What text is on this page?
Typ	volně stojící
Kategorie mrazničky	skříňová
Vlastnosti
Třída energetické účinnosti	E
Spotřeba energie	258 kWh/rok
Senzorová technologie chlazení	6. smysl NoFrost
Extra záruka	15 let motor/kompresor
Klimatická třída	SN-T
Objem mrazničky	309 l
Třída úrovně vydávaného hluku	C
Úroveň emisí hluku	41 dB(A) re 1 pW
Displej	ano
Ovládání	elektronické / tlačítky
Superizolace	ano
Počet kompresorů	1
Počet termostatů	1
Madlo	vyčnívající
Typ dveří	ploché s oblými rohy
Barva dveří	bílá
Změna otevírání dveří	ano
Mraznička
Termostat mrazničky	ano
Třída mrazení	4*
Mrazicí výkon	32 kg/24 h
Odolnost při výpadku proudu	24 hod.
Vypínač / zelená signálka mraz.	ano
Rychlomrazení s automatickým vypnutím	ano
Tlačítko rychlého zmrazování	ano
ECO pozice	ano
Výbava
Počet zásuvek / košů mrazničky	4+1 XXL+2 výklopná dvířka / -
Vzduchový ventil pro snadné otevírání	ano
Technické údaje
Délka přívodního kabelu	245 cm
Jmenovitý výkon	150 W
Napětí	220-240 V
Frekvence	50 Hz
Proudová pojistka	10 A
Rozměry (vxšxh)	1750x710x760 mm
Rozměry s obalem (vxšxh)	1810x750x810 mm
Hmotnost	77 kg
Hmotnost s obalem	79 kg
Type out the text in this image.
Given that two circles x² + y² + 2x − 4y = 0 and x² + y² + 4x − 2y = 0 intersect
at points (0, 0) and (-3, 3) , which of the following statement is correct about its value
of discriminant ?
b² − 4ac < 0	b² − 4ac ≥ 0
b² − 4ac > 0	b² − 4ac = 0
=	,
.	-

■ Task goal: Extract, exactly, the lines above that begin at the line containing "Type out the text in this image." and end at the final line of the records; add no other text.

■ Response below:
Type out the text in this image.
Given that two circles x² + y² + 2x − 4y = 0 and x² + y² + 4x − 2y = 0 intersect
at points (0, 0) and (-3, 3) , which of the following statement is correct about its value
of discriminant ?
b² − 4ac < 0	b² − 4ac ≥ 0
b² − 4ac > 0	b² − 4ac = 0
=	,
.	-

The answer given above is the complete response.